Stated exercise = Using the entries below, quote exactly the span of lines that begins with the line containing "Serialize everything readable" and ends with the final line.

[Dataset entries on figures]

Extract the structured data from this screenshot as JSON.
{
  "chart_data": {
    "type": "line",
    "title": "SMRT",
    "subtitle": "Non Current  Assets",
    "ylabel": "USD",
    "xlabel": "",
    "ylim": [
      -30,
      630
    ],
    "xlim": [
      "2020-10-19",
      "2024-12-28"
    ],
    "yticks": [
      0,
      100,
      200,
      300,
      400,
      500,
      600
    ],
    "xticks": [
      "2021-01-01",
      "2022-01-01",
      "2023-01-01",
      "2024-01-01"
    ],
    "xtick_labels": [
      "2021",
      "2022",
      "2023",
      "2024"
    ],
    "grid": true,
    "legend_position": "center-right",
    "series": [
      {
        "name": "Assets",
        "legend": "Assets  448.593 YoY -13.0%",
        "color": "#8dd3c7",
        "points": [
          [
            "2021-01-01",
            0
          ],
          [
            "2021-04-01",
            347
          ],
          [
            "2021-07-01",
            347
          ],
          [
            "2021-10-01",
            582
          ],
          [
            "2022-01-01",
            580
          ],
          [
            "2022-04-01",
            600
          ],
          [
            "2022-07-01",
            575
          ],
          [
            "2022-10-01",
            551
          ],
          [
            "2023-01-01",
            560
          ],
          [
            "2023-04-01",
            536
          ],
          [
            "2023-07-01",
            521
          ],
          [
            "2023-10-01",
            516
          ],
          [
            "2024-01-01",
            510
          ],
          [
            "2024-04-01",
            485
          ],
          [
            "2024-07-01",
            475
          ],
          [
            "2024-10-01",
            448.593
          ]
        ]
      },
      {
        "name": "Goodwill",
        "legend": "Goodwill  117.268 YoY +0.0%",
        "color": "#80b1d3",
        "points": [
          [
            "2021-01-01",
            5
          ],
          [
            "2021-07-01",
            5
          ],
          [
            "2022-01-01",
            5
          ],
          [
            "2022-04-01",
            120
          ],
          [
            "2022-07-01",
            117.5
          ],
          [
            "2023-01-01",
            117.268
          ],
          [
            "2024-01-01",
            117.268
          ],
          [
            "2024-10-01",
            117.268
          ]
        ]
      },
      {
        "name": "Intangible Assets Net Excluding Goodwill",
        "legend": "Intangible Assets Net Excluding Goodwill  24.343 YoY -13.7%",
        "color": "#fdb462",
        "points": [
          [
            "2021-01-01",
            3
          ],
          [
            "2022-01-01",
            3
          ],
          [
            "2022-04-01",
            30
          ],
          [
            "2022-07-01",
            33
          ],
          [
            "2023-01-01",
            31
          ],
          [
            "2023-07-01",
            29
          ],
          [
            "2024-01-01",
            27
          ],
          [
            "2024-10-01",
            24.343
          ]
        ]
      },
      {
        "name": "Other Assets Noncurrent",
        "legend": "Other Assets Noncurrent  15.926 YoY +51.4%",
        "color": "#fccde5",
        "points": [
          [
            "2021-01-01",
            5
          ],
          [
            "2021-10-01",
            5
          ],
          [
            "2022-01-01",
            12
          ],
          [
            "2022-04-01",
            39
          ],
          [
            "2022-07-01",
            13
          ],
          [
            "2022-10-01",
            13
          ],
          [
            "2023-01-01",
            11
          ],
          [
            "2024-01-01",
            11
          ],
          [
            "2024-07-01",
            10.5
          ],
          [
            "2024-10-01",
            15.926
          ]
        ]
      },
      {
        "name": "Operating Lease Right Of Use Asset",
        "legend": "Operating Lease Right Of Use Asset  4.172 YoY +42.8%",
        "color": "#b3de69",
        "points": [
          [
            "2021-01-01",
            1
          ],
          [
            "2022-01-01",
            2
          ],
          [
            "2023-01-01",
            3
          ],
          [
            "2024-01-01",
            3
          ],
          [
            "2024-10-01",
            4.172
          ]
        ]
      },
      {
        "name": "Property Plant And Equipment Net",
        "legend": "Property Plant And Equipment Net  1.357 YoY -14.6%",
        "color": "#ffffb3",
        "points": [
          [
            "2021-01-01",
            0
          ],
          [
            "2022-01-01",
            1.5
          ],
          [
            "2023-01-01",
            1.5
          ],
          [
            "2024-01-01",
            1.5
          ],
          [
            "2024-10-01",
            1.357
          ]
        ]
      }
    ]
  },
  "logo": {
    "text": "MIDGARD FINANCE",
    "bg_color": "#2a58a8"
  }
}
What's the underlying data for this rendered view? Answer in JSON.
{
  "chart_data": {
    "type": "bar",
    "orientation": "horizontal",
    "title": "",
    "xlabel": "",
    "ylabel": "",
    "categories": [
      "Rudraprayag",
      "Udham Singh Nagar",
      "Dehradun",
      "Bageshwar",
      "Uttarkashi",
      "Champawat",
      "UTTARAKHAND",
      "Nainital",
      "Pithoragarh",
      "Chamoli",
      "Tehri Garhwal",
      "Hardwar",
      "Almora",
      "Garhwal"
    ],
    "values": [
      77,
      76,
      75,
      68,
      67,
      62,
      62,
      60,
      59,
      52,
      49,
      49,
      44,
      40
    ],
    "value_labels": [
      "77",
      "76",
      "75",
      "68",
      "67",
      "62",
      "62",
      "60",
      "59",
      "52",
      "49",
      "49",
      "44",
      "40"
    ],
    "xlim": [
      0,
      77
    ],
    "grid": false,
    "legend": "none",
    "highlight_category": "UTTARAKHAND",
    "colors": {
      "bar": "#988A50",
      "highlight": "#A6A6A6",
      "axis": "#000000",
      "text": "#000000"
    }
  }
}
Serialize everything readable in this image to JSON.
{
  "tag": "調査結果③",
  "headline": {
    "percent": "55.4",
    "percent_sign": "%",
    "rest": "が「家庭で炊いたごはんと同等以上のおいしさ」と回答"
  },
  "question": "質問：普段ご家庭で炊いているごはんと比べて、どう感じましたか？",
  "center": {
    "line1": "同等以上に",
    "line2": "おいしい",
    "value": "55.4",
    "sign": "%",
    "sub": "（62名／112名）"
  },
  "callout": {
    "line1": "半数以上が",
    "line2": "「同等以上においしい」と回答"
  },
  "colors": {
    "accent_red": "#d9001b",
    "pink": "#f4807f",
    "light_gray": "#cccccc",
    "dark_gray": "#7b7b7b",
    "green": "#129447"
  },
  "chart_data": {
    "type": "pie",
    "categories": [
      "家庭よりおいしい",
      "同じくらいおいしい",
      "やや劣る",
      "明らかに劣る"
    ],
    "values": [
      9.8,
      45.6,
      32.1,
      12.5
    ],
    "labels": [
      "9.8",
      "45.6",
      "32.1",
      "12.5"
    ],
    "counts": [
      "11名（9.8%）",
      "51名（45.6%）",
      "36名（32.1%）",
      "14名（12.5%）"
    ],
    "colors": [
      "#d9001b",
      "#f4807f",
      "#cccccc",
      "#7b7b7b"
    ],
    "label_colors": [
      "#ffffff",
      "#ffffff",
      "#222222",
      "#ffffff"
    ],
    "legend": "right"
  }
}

Correct response =
Serialize everything readable in this image to JSON.
{
  "tag": "調査結果③",
  "headline": {
    "percent": "55.4",
    "percent_sign": "%",
    "rest": "が「家庭で炊いたごはんと同等以上のおいしさ」と回答"
  },
  "question": "質問：普段ご家庭で炊いているごはんと比べて、どう感じましたか？",
  "center": {
    "line1": "同等以上に",
    "line2": "おいしい",
    "value": "55.4",
    "sign": "%",
    "sub": "（62名／112名）"
  },
  "callout": {
    "line1": "半数以上が",
    "line2": "「同等以上においしい」と回答"
  },
  "colors": {
    "accent_red": "#d9001b",
    "pink": "#f4807f",
    "light_gray": "#cccccc",
    "dark_gray": "#7b7b7b",
    "green": "#129447"
  },
  "chart_data": {
    "type": "pie",
    "categories": [
      "家庭よりおいしい",
      "同じくらいおいしい",
      "やや劣る",
      "明らかに劣る"
    ],
    "values": [
      9.8,
      45.6,
      32.1,
      12.5
    ],
    "labels": [
      "9.8",
      "45.6",
      "32.1",
      "12.5"
    ],
    "counts": [
      "11名（9.8%）",
      "51名（45.6%）",
      "36名（32.1%）",
      "14名（12.5%）"
    ],
    "colors": [
      "#d9001b",
      "#f4807f",
      "#cccccc",
      "#7b7b7b"
    ],
    "label_colors": [
      "#ffffff",
      "#ffffff",
      "#222222",
      "#ffffff"
    ],
    "legend": "right"
  }
}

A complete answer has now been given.